Extracted entries:
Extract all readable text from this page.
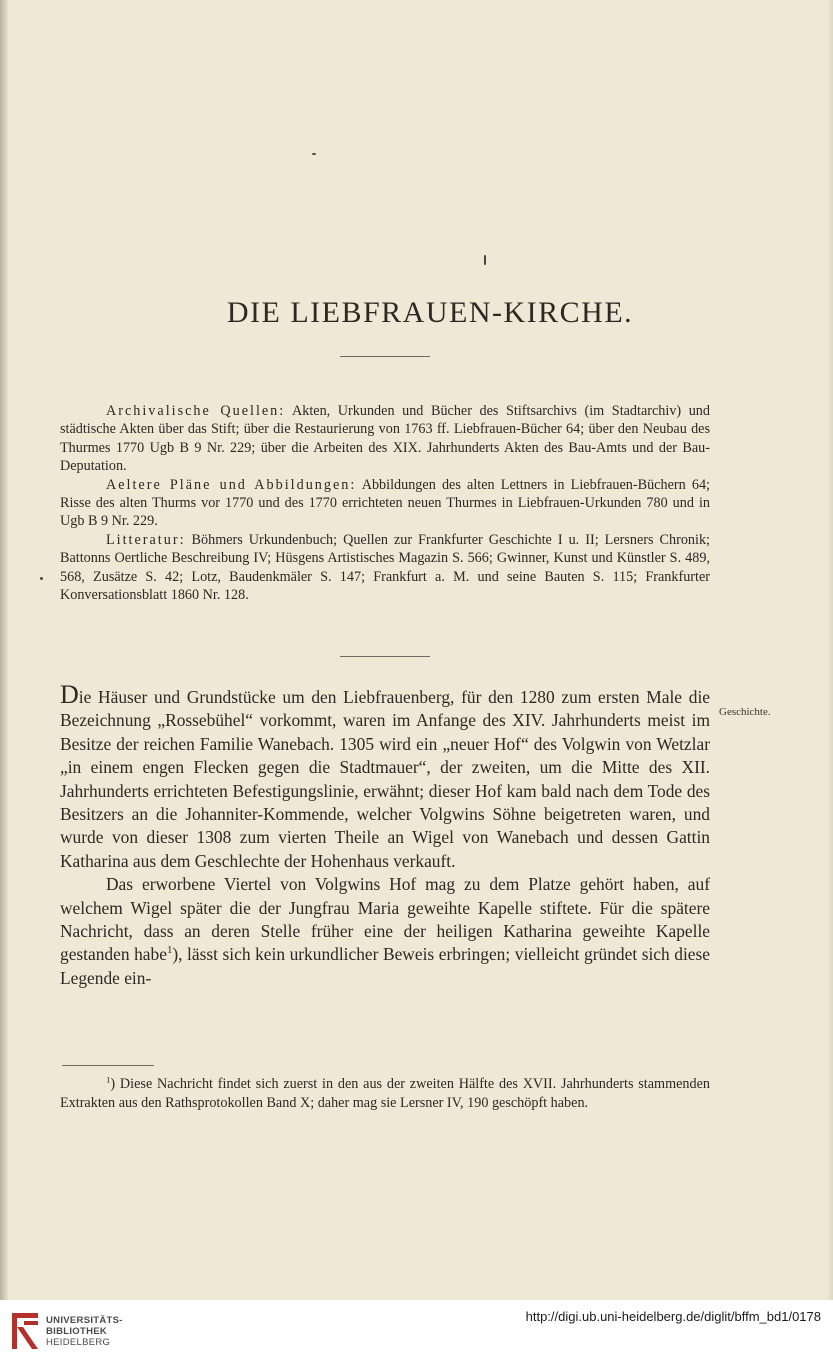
DIE LIEBFRAUEN-KIRCHE.

Archivalische Quellen: Akten, Urkunden und Bücher des Stiftsarchivs (im Stadtarchiv) und städtische Akten über das Stift; über die Restaurierung von 1763 ff. Liebfrauen-Bücher 64; über den Neubau des Thurmes 1770 Ugb B 9 Nr. 229; über die Arbeiten des XIX. Jahrhunderts Akten des Bau-Amts und der Bau-Deputation.

Aeltere Pläne und Abbildungen: Abbildungen des alten Lettners in Liebfrauen-Büchern 64; Risse des alten Thurms vor 1770 und des 1770 errichteten neuen Thurmes in Liebfrauen-Urkunden 780 und in Ugb B 9 Nr. 229.

Litteratur: Böhmers Urkundenbuch; Quellen zur Frankfurter Geschichte I u. II; Lersners Chronik; Battonns Oertliche Beschreibung IV; Hüsgens Artistisches Magazin S. 566; Gwinner, Kunst und Künstler S. 489, 568, Zusätze S. 42; Lotz, Baudenkmäler S. 147; Frankfurt a. M. und seine Bauten S. 115; Frankfurter Konversationsblatt 1860 Nr. 128.

Geschichte.

Die Häuser und Grundstücke um den Liebfrauenberg, für den 1280 zum ersten Male die Bezeichnung „Rossebühel“ vorkommt, waren im Anfange des XIV. Jahrhunderts meist im Besitze der reichen Familie Wanebach. 1305 wird ein „neuer Hof“ des Volgwin von Wetzlar „in einem engen Flecken gegen die Stadtmauer“, der zweiten, um die Mitte des XII. Jahrhunderts errichteten Befestigungslinie, erwähnt; dieser Hof kam bald nach dem Tode des Besitzers an die Johanniter-Kommende, welcher Volgwins Söhne beigetreten waren, und wurde von dieser 1308 zum vierten Theile an Wigel von Wanebach und dessen Gattin Katharina aus dem Geschlechte der Hohenhaus verkauft.

Das erworbene Viertel von Volgwins Hof mag zu dem Platze gehört haben, auf welchem Wigel später die der Jungfrau Maria geweihte Kapelle stiftete. Für die spätere Nachricht, dass an deren Stelle früher eine der heiligen Katharina geweihte Kapelle gestanden habe$^1$), lässt sich kein urkundlicher Beweis erbringen; vielleicht gründet sich diese Legende ein-

$^1$) Diese Nachricht findet sich zuerst in den aus der zweiten Hälfte des XVII. Jahrhunderts stammenden Extrakten aus den Rathsprotokollen Band X; daher mag sie Lersner IV, 190 geschöpft haben.

UNIVERSITÄTS-
BIBLIOTHEK
HEIDELBERG
http://digi.ub.uni-heidelberg.de/diglit/bffm_bd1/0178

Exercise aim: Repeat the lines above exactly, and keep every picture out.

Exercise answer:
Extract all readable text from this page.
DIE LIEBFRAUEN-KIRCHE.

Archivalische Quellen: Akten, Urkunden und Bücher des Stiftsarchivs (im Stadtarchiv) und städtische Akten über das Stift; über die Restaurierung von 1763 ff. Liebfrauen-Bücher 64; über den Neubau des Thurmes 1770 Ugb B 9 Nr. 229; über die Arbeiten des XIX. Jahrhunderts Akten des Bau-Amts und der Bau-Deputation.

Aeltere Pläne und Abbildungen: Abbildungen des alten Lettners in Liebfrauen-Büchern 64; Risse des alten Thurms vor 1770 und des 1770 errichteten neuen Thurmes in Liebfrauen-Urkunden 780 und in Ugb B 9 Nr. 229.

Litteratur: Böhmers Urkundenbuch; Quellen zur Frankfurter Geschichte I u. II; Lersners Chronik; Battonns Oertliche Beschreibung IV; Hüsgens Artistisches Magazin S. 566; Gwinner, Kunst und Künstler S. 489, 568, Zusätze S. 42; Lotz, Baudenkmäler S. 147; Frankfurt a. M. und seine Bauten S. 115; Frankfurter Konversationsblatt 1860 Nr. 128.

Geschichte.

Die Häuser und Grundstücke um den Liebfrauenberg, für den 1280 zum ersten Male die Bezeichnung „Rossebühel“ vorkommt, waren im Anfange des XIV. Jahrhunderts meist im Besitze der reichen Familie Wanebach. 1305 wird ein „neuer Hof“ des Volgwin von Wetzlar „in einem engen Flecken gegen die Stadtmauer“, der zweiten, um die Mitte des XII. Jahrhunderts errichteten Befestigungslinie, erwähnt; dieser Hof kam bald nach dem Tode des Besitzers an die Johanniter-Kommende, welcher Volgwins Söhne beigetreten waren, und wurde von dieser 1308 zum vierten Theile an Wigel von Wanebach und dessen Gattin Katharina aus dem Geschlechte der Hohenhaus verkauft.

Das erworbene Viertel von Volgwins Hof mag zu dem Platze gehört haben, auf welchem Wigel später die der Jungfrau Maria geweihte Kapelle stiftete. Für die spätere Nachricht, dass an deren Stelle früher eine der heiligen Katharina geweihte Kapelle gestanden habe$^1$), lässt sich kein urkundlicher Beweis erbringen; vielleicht gründet sich diese Legende ein-

$^1$) Diese Nachricht findet sich zuerst in den aus der zweiten Hälfte des XVII. Jahrhunderts stammenden Extrakten aus den Rathsprotokollen Band X; daher mag sie Lersner IV, 190 geschöpft haben.

UNIVERSITÄTS-
BIBLIOTHEK
HEIDELBERG
http://digi.ub.uni-heidelberg.de/diglit/bffm_bd1/0178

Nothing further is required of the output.